Stored data

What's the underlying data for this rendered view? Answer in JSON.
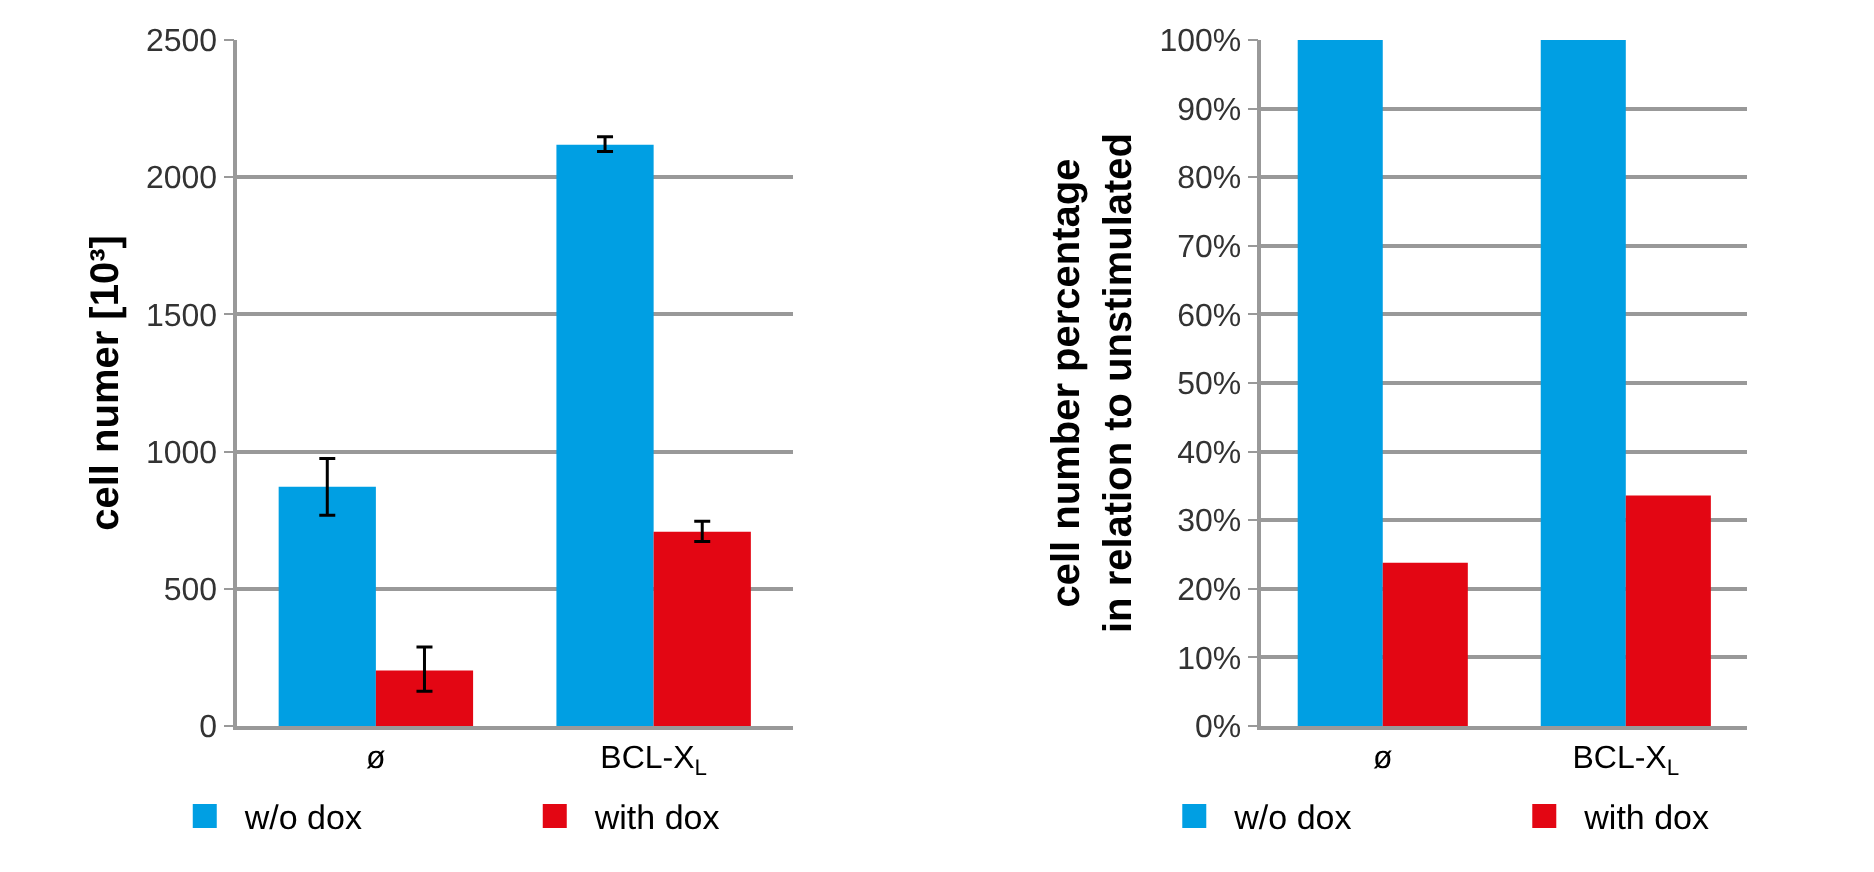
{
  "chart_data": [
    {
      "type": "bar",
      "ylabel": "cell numer [10³]",
      "categories": [
        "ø",
        "BCL-X$_{L}$"
      ],
      "series": [
        {
          "name": "w/o dox",
          "color": "#009fe3",
          "values": [
            872,
            2118
          ],
          "errors": [
            [
              768,
              975
            ],
            [
              2094,
              2147
            ]
          ]
        },
        {
          "name": "with dox",
          "color": "#e30613",
          "values": [
            202,
            708
          ],
          "errors": [
            [
              127,
              288
            ],
            [
              672,
              746
            ]
          ]
        }
      ],
      "ylim": [
        0,
        2500
      ],
      "yticks": [
        0,
        500,
        1000,
        1500,
        2000,
        2500
      ],
      "grid": "y",
      "legend": "bottom"
    },
    {
      "type": "bar",
      "ylabel": "cell number percentage\nin relation to unstimulated",
      "categories": [
        "ø",
        "BCL-X$_{L}$"
      ],
      "series": [
        {
          "name": "w/o dox",
          "color": "#009fe3",
          "values": [
            100,
            100
          ]
        },
        {
          "name": "with dox",
          "color": "#e30613",
          "values": [
            23.8,
            33.6
          ]
        }
      ],
      "ylim": [
        0,
        100
      ],
      "yticks": [
        {
          "value": 0,
          "label": "0%"
        },
        {
          "value": 10,
          "label": "10%"
        },
        {
          "value": 20,
          "label": "20%"
        },
        {
          "value": 30,
          "label": "30%"
        },
        {
          "value": 40,
          "label": "40%"
        },
        {
          "value": 50,
          "label": "50%"
        },
        {
          "value": 60,
          "label": "60%"
        },
        {
          "value": 70,
          "label": "70%"
        },
        {
          "value": 80,
          "label": "80%"
        },
        {
          "value": 90,
          "label": "90%"
        },
        {
          "value": 100,
          "label": "100%"
        }
      ],
      "grid": "y",
      "legend": "bottom"
    }
  ]
}
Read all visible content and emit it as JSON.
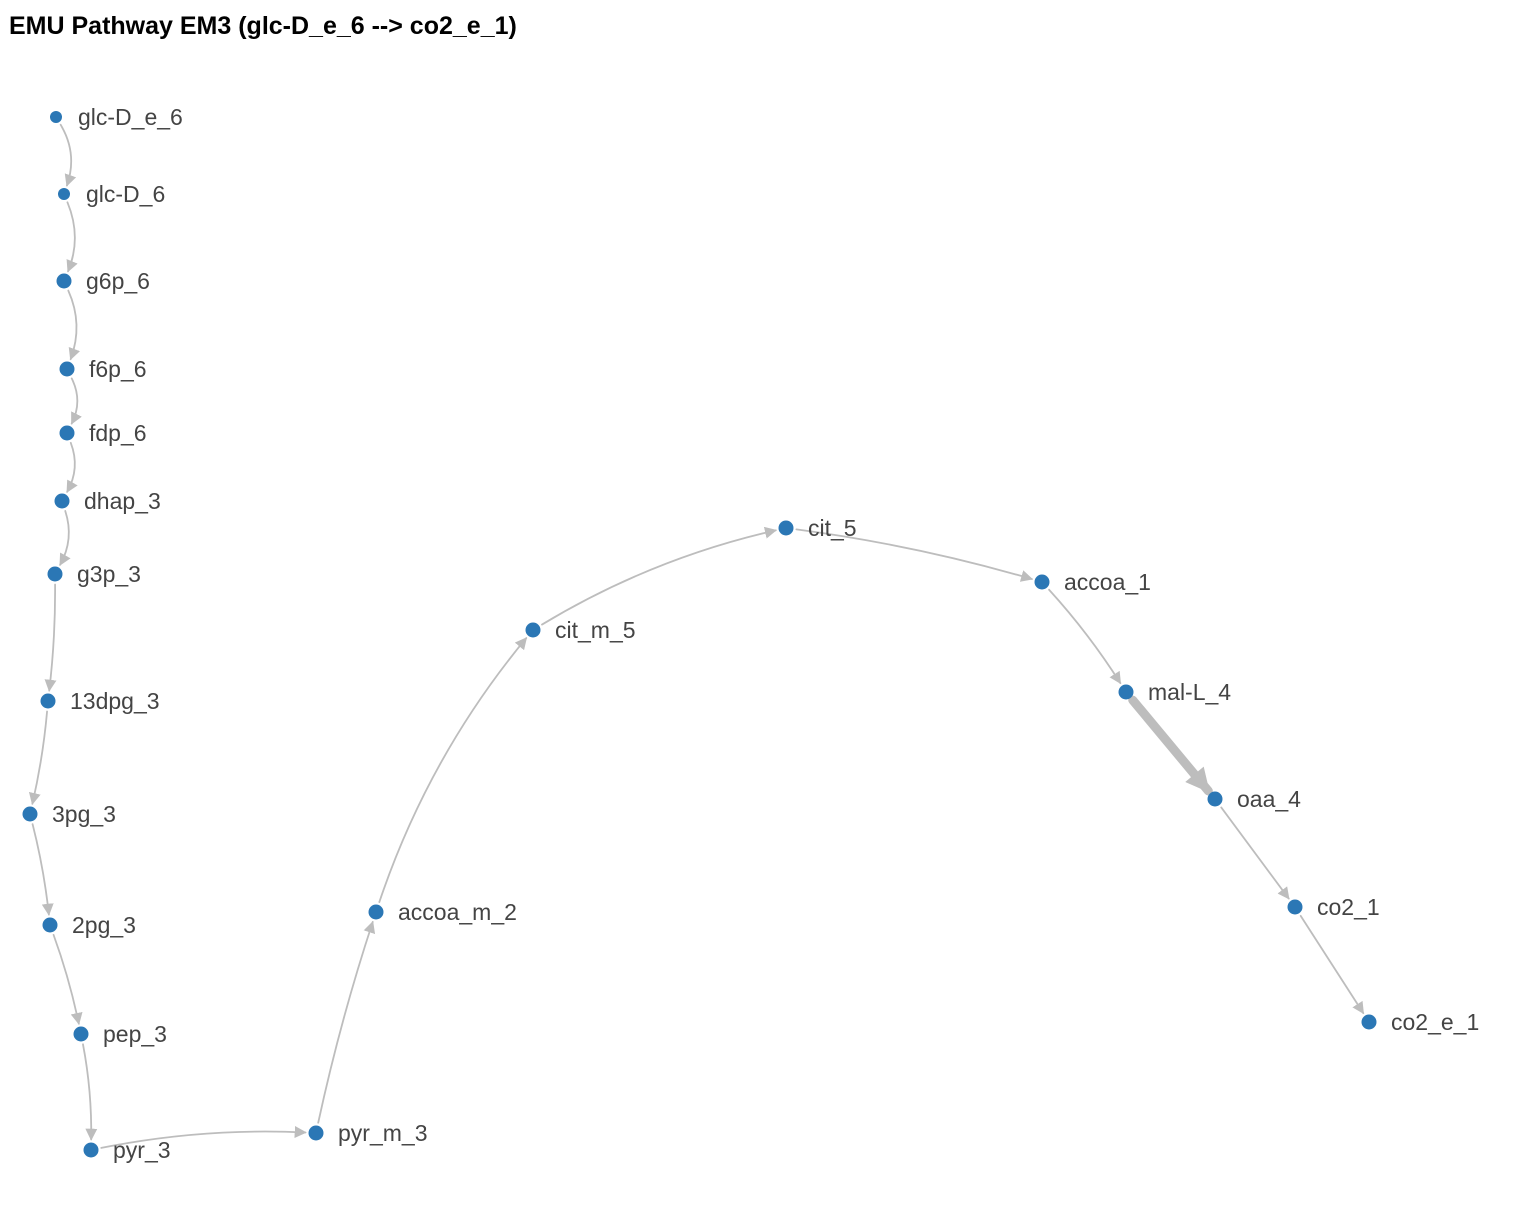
{
  "title": "EMU Pathway EM3 (glc-D_e_6 --> co2_e_1)",
  "colors": {
    "node": "#2b77b5",
    "edge": "#bdbdbd",
    "label": "#444444"
  },
  "nodes": [
    {
      "id": "glc-D_e_6",
      "label": "glc-D_e_6",
      "size": "small"
    },
    {
      "id": "glc-D_6",
      "label": "glc-D_6",
      "size": "small"
    },
    {
      "id": "g6p_6",
      "label": "g6p_6",
      "size": "normal"
    },
    {
      "id": "f6p_6",
      "label": "f6p_6",
      "size": "normal"
    },
    {
      "id": "fdp_6",
      "label": "fdp_6",
      "size": "normal"
    },
    {
      "id": "dhap_3",
      "label": "dhap_3",
      "size": "normal"
    },
    {
      "id": "g3p_3",
      "label": "g3p_3",
      "size": "normal"
    },
    {
      "id": "13dpg_3",
      "label": "13dpg_3",
      "size": "normal"
    },
    {
      "id": "3pg_3",
      "label": "3pg_3",
      "size": "normal"
    },
    {
      "id": "2pg_3",
      "label": "2pg_3",
      "size": "normal"
    },
    {
      "id": "pep_3",
      "label": "pep_3",
      "size": "normal"
    },
    {
      "id": "pyr_3",
      "label": "pyr_3",
      "size": "normal"
    },
    {
      "id": "pyr_m_3",
      "label": "pyr_m_3",
      "size": "normal"
    },
    {
      "id": "accoa_m_2",
      "label": "accoa_m_2",
      "size": "normal"
    },
    {
      "id": "cit_m_5",
      "label": "cit_m_5",
      "size": "normal"
    },
    {
      "id": "cit_5",
      "label": "cit_5",
      "size": "normal"
    },
    {
      "id": "accoa_1",
      "label": "accoa_1",
      "size": "normal"
    },
    {
      "id": "mal-L_4",
      "label": "mal-L_4",
      "size": "normal"
    },
    {
      "id": "oaa_4",
      "label": "oaa_4",
      "size": "normal"
    },
    {
      "id": "co2_1",
      "label": "co2_1",
      "size": "normal"
    },
    {
      "id": "co2_e_1",
      "label": "co2_e_1",
      "size": "normal"
    }
  ],
  "edges": [
    {
      "source": "glc-D_e_6",
      "target": "glc-D_6",
      "weight": "thin"
    },
    {
      "source": "glc-D_6",
      "target": "g6p_6",
      "weight": "thin"
    },
    {
      "source": "g6p_6",
      "target": "f6p_6",
      "weight": "thin"
    },
    {
      "source": "f6p_6",
      "target": "fdp_6",
      "weight": "thin"
    },
    {
      "source": "fdp_6",
      "target": "dhap_3",
      "weight": "thin"
    },
    {
      "source": "dhap_3",
      "target": "g3p_3",
      "weight": "thin"
    },
    {
      "source": "g3p_3",
      "target": "13dpg_3",
      "weight": "thin"
    },
    {
      "source": "13dpg_3",
      "target": "3pg_3",
      "weight": "thin"
    },
    {
      "source": "3pg_3",
      "target": "2pg_3",
      "weight": "thin"
    },
    {
      "source": "2pg_3",
      "target": "pep_3",
      "weight": "thin"
    },
    {
      "source": "pep_3",
      "target": "pyr_3",
      "weight": "thin"
    },
    {
      "source": "pyr_3",
      "target": "pyr_m_3",
      "weight": "thin"
    },
    {
      "source": "pyr_m_3",
      "target": "accoa_m_2",
      "weight": "thin"
    },
    {
      "source": "accoa_m_2",
      "target": "cit_m_5",
      "weight": "thin"
    },
    {
      "source": "cit_m_5",
      "target": "cit_5",
      "weight": "thin"
    },
    {
      "source": "cit_5",
      "target": "accoa_1",
      "weight": "thin"
    },
    {
      "source": "accoa_1",
      "target": "mal-L_4",
      "weight": "thin"
    },
    {
      "source": "mal-L_4",
      "target": "oaa_4",
      "weight": "thick"
    },
    {
      "source": "oaa_4",
      "target": "co2_1",
      "weight": "thin"
    },
    {
      "source": "co2_1",
      "target": "co2_e_1",
      "weight": "thin"
    }
  ]
}
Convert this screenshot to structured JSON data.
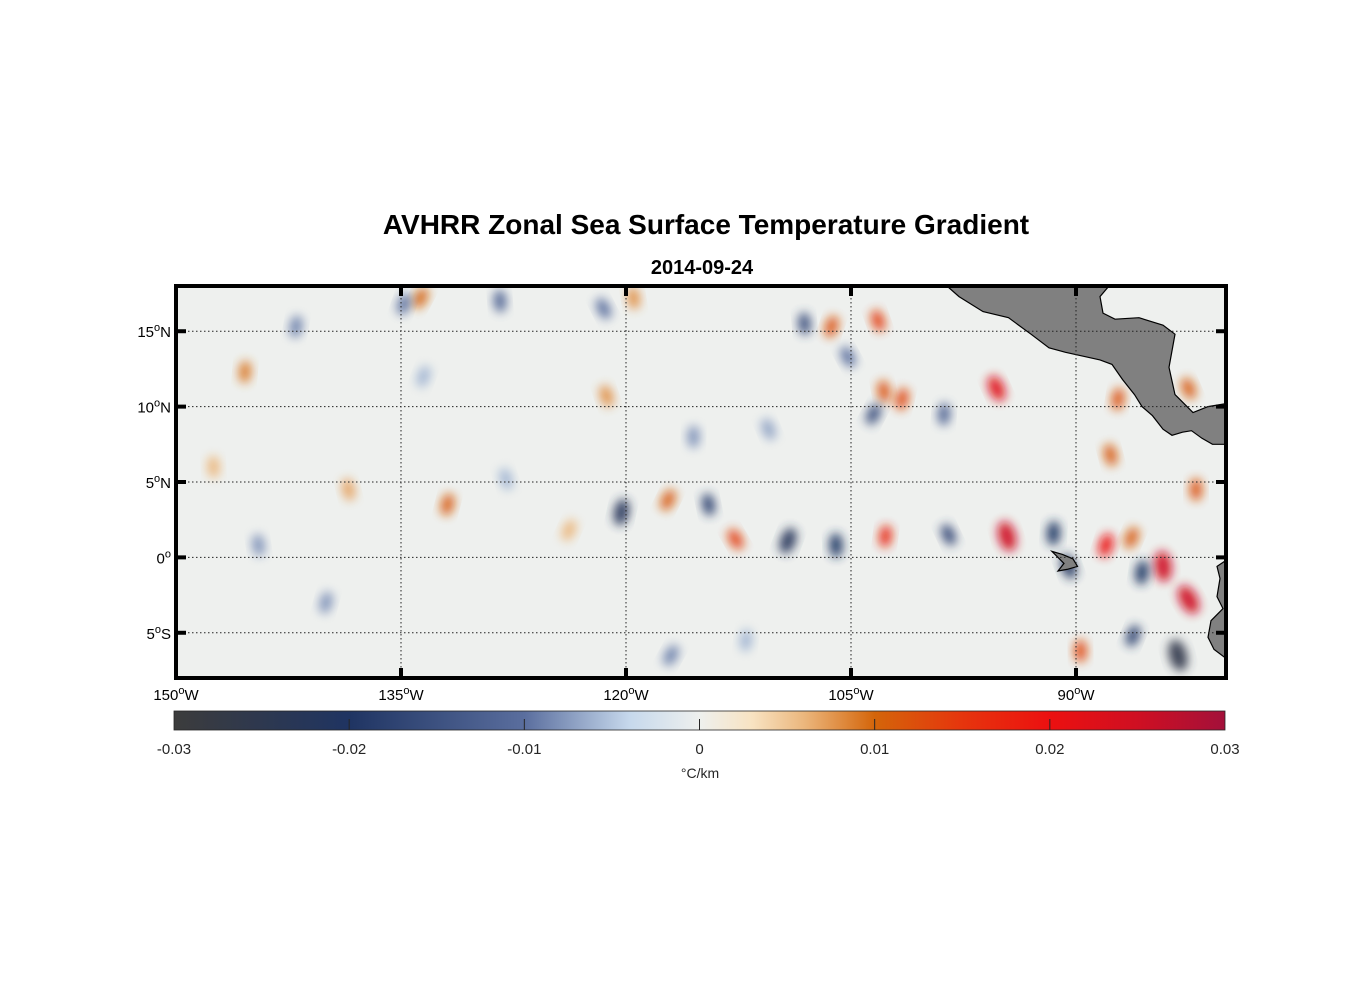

- [Directions for this task]
Above are records with pictures; repeat the records exactly and leave the pictures out.

- [Complete output]
What's the underlying data for this rendered view? Answer in JSON.
{
  "chart_data": [
    {
      "type": "bar",
      "ylabel": "cell numer [10³]",
      "categories": [
        "ø",
        "BCL-X$_{L}$"
      ],
      "series": [
        {
          "name": "w/o dox",
          "color": "#009fe3",
          "values": [
            872,
            2118
          ],
          "errors": [
            [
              768,
              975
            ],
            [
              2094,
              2147
            ]
          ]
        },
        {
          "name": "with dox",
          "color": "#e30613",
          "values": [
            202,
            708
          ],
          "errors": [
            [
              127,
              288
            ],
            [
              672,
              746
            ]
          ]
        }
      ],
      "ylim": [
        0,
        2500
      ],
      "yticks": [
        0,
        500,
        1000,
        1500,
        2000,
        2500
      ],
      "grid": "y",
      "legend": "bottom"
    },
    {
      "type": "bar",
      "ylabel": "cell number percentage\nin relation to unstimulated",
      "categories": [
        "ø",
        "BCL-X$_{L}$"
      ],
      "series": [
        {
          "name": "w/o dox",
          "color": "#009fe3",
          "values": [
            100,
            100
          ]
        },
        {
          "name": "with dox",
          "color": "#e30613",
          "values": [
            23.8,
            33.6
          ]
        }
      ],
      "ylim": [
        0,
        100
      ],
      "yticks": [
        {
          "value": 0,
          "label": "0%"
        },
        {
          "value": 10,
          "label": "10%"
        },
        {
          "value": 20,
          "label": "20%"
        },
        {
          "value": 30,
          "label": "30%"
        },
        {
          "value": 40,
          "label": "40%"
        },
        {
          "value": 50,
          "label": "50%"
        },
        {
          "value": 60,
          "label": "60%"
        },
        {
          "value": 70,
          "label": "70%"
        },
        {
          "value": 80,
          "label": "80%"
        },
        {
          "value": 90,
          "label": "90%"
        },
        {
          "value": 100,
          "label": "100%"
        }
      ],
      "grid": "y",
      "legend": "bottom"
    }
  ]
}
Read all visible content and emit it as JSON.
{
  "title": "EMU Pathway EM3 (glc-D_e_6 --> co2_e_1)",
  "colors": {
    "node": "#2b77b5",
    "edge": "#bdbdbd",
    "label": "#444444"
  },
  "nodes": [
    {
      "id": "glc-D_e_6",
      "label": "glc-D_e_6",
      "size": "small"
    },
    {
      "id": "glc-D_6",
      "label": "glc-D_6",
      "size": "small"
    },
    {
      "id": "g6p_6",
      "label": "g6p_6",
      "size": "normal"
    },
    {
      "id": "f6p_6",
      "label": "f6p_6",
      "size": "normal"
    },
    {
      "id": "fdp_6",
      "label": "fdp_6",
      "size": "normal"
    },
    {
      "id": "dhap_3",
      "label": "dhap_3",
      "size": "normal"
    },
    {
      "id": "g3p_3",
      "label": "g3p_3",
      "size": "normal"
    },
    {
      "id": "13dpg_3",
      "label": "13dpg_3",
      "size": "normal"
    },
    {
      "id": "3pg_3",
      "label": "3pg_3",
      "size": "normal"
    },
    {
      "id": "2pg_3",
      "label": "2pg_3",
      "size": "normal"
    },
    {
      "id": "pep_3",
      "label": "pep_3",
      "size": "normal"
    },
    {
      "id": "pyr_3",
      "label": "pyr_3",
      "size": "normal"
    },
    {
      "id": "pyr_m_3",
      "label": "pyr_m_3",
      "size": "normal"
    },
    {
      "id": "accoa_m_2",
      "label": "accoa_m_2",
      "size": "normal"
    },
    {
      "id": "cit_m_5",
      "label": "cit_m_5",
      "size": "normal"
    },
    {
      "id": "cit_5",
      "label": "cit_5",
      "size": "normal"
    },
    {
      "id": "accoa_1",
      "label": "accoa_1",
      "size": "normal"
    },
    {
      "id": "mal-L_4",
      "label": "mal-L_4",
      "size": "normal"
    },
    {
      "id": "oaa_4",
      "label": "oaa_4",
      "size": "normal"
    },
    {
      "id": "co2_1",
      "label": "co2_1",
      "size": "normal"
    },
    {
      "id": "co2_e_1",
      "label": "co2_e_1",
      "size": "normal"
    }
  ],
  "edges": [
    {
      "source": "glc-D_e_6",
      "target": "glc-D_6",
      "weight": "thin"
    },
    {
      "source": "glc-D_6",
      "target": "g6p_6",
      "weight": "thin"
    },
    {
      "source": "g6p_6",
      "target": "f6p_6",
      "weight": "thin"
    },
    {
      "source": "f6p_6",
      "target": "fdp_6",
      "weight": "thin"
    },
    {
      "source": "fdp_6",
      "target": "dhap_3",
      "weight": "thin"
    },
    {
      "source": "dhap_3",
      "target": "g3p_3",
      "weight": "thin"
    },
    {
      "source": "g3p_3",
      "target": "13dpg_3",
      "weight": "thin"
    },
    {
      "source": "13dpg_3",
      "target": "3pg_3",
      "weight": "thin"
    },
    {
      "source": "3pg_3",
      "target": "2pg_3",
      "weight": "thin"
    },
    {
      "source": "2pg_3",
      "target": "pep_3",
      "weight": "thin"
    },
    {
      "source": "pep_3",
      "target": "pyr_3",
      "weight": "thin"
    },
    {
      "source": "pyr_3",
      "target": "pyr_m_3",
      "weight": "thin"
    },
    {
      "source": "pyr_m_3",
      "target": "accoa_m_2",
      "weight": "thin"
    },
    {
      "source": "accoa_m_2",
      "target": "cit_m_5",
      "weight": "thin"
    },
    {
      "source": "cit_m_5",
      "target": "cit_5",
      "weight": "thin"
    },
    {
      "source": "cit_5",
      "target": "accoa_1",
      "weight": "thin"
    },
    {
      "source": "accoa_1",
      "target": "mal-L_4",
      "weight": "thin"
    },
    {
      "source": "mal-L_4",
      "target": "oaa_4",
      "weight": "thick"
    },
    {
      "source": "oaa_4",
      "target": "co2_1",
      "weight": "thin"
    },
    {
      "source": "co2_1",
      "target": "co2_e_1",
      "weight": "thin"
    }
  ]
}
Convert this screenshot to structured JSON data.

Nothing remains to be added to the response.